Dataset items
***

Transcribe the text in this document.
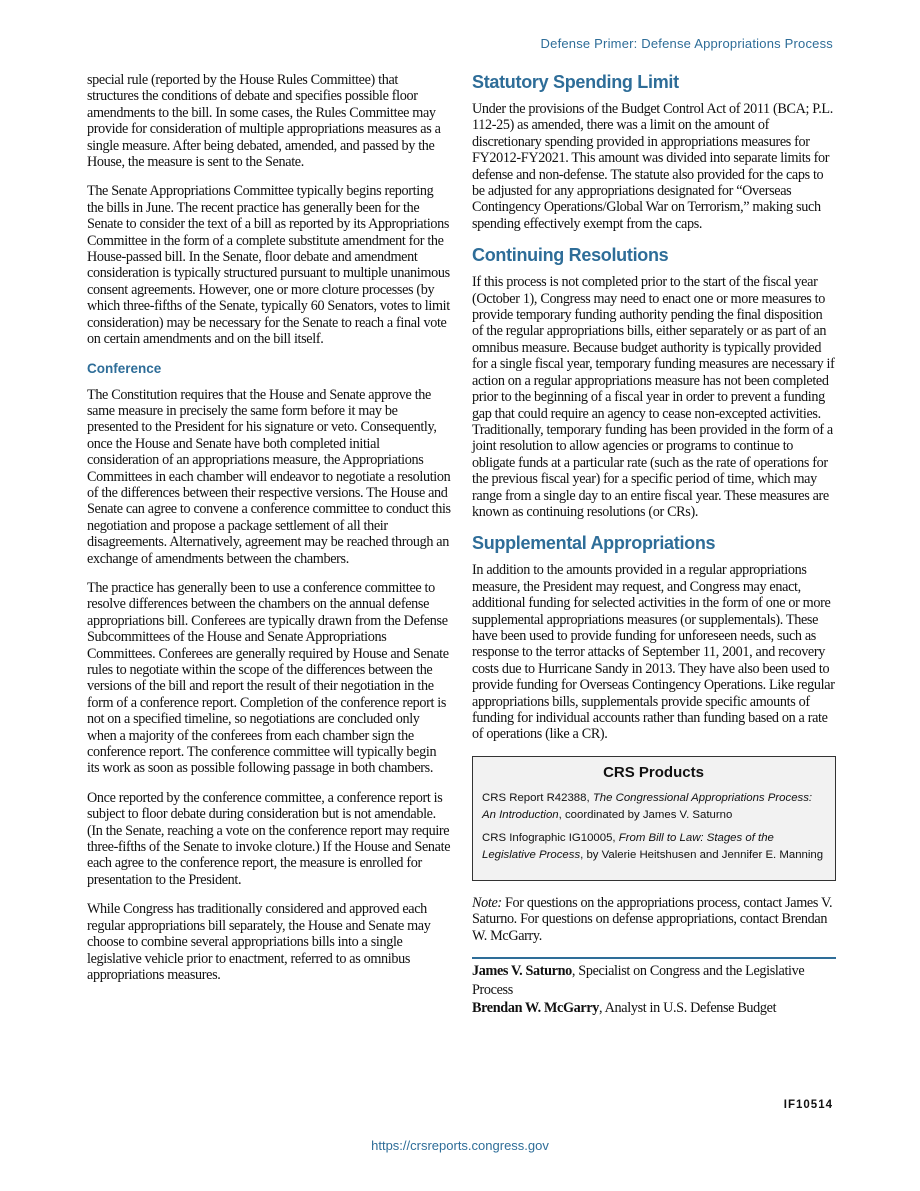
Defense Primer: Defense Appropriations Process

special rule (reported by the House Rules Committee) that structures the conditions of debate and specifies possible floor amendments to the bill. In some cases, the Rules Committee may provide for consideration of multiple appropriations measures as a single measure. After being debated, amended, and passed by the House, the measure is sent to the Senate.

The Senate Appropriations Committee typically begins reporting the bills in June. The recent practice has generally been for the Senate to consider the text of a bill as reported by its Appropriations Committee in the form of a complete substitute amendment for the House-passed bill. In the Senate, floor debate and amendment consideration is typically structured pursuant to multiple unanimous consent agreements. However, one or more cloture processes (by which three-fifths of the Senate, typically 60 Senators, votes to limit consideration) may be necessary for the Senate to reach a final vote on certain amendments and on the bill itself.

Conference

The Constitution requires that the House and Senate approve the same measure in precisely the same form before it may be presented to the President for his signature or veto. Consequently, once the House and Senate have both completed initial consideration of an appropriations measure, the Appropriations Committees in each chamber will endeavor to negotiate a resolution of the differences between their respective versions. The House and Senate can agree to convene a conference committee to conduct this negotiation and propose a package settlement of all their disagreements. Alternatively, agreement may be reached through an exchange of amendments between the chambers.

The practice has generally been to use a conference committee to resolve differences between the chambers on the annual defense appropriations bill. Conferees are typically drawn from the Defense Subcommittees of the House and Senate Appropriations Committees. Conferees are generally required by House and Senate rules to negotiate within the scope of the differences between the versions of the bill and report the result of their negotiation in the form of a conference report. Completion of the conference report is not on a specified timeline, so negotiations are concluded only when a majority of the conferees from each chamber sign the conference report. The conference committee will typically begin its work as soon as possible following passage in both chambers.

Once reported by the conference committee, a conference report is subject to floor debate during consideration but is not amendable. (In the Senate, reaching a vote on the conference report may require three-fifths of the Senate to invoke cloture.) If the House and Senate each agree to the conference report, the measure is enrolled for presentation to the President.

While Congress has traditionally considered and approved each regular appropriations bill separately, the House and Senate may choose to combine several appropriations bills into a single legislative vehicle prior to enactment, referred to as omnibus appropriations measures.

Statutory Spending Limit

Under the provisions of the Budget Control Act of 2011 (BCA; P.L. 112-25) as amended, there was a limit on the amount of discretionary spending provided in appropriations measures for FY2012-FY2021. This amount was divided into separate limits for defense and non-defense. The statute also provided for the caps to be adjusted for any appropriations designated for “Overseas Contingency Operations/Global War on Terrorism,” making such spending effectively exempt from the caps.

Continuing Resolutions

If this process is not completed prior to the start of the fiscal year (October 1), Congress may need to enact one or more measures to provide temporary funding authority pending the final disposition of the regular appropriations bills, either separately or as part of an omnibus measure. Because budget authority is typically provided for a single fiscal year, temporary funding measures are necessary if action on a regular appropriations measure has not been completed prior to the beginning of a fiscal year in order to prevent a funding gap that could require an agency to cease non-excepted activities. Traditionally, temporary funding has been provided in the form of a joint resolution to allow agencies or programs to continue to obligate funds at a particular rate (such as the rate of operations for the previous fiscal year) for a specific period of time, which may range from a single day to an entire fiscal year. These measures are known as continuing resolutions (or CRs).

Supplemental Appropriations

In addition to the amounts provided in a regular appropriations measure, the President may request, and Congress may enact, additional funding for selected activities in the form of one or more supplemental appropriations measures (or supplementals). These have been used to provide funding for unforeseen needs, such as response to the terror attacks of September 11, 2001, and recovery costs due to Hurricane Sandy in 2013. They have also been used to provide funding for Overseas Contingency Operations. Like regular appropriations bills, supplementals provide specific amounts of funding for individual accounts rather than funding based on a rate of operations (like a CR).

CRS Products
CRS Report R42388, The Congressional Appropriations Process: An Introduction, coordinated by James V. Saturno
CRS Infographic IG10005, From Bill to Law: Stages of the Legislative Process, by Valerie Heitshusen and Jennifer E. Manning

Note: For questions on the appropriations process, contact James V. Saturno. For questions on defense appropriations, contact Brendan W. McGarry.

James V. Saturno, Specialist on Congress and the Legislative Process

Brendan W. McGarry, Analyst in U.S. Defense Budget

IF10514
https://crsreports.congress.gov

***

The exercise -
Each line above that holds the string "Brendan" should be copied and shown.

Response to the exercise -
Note: For questions on the appropriations process, contact James V. Saturno. For questions on defense appropriations, contact Brendan W. McGarry.
Brendan W. McGarry, Analyst in U.S. Defense Budget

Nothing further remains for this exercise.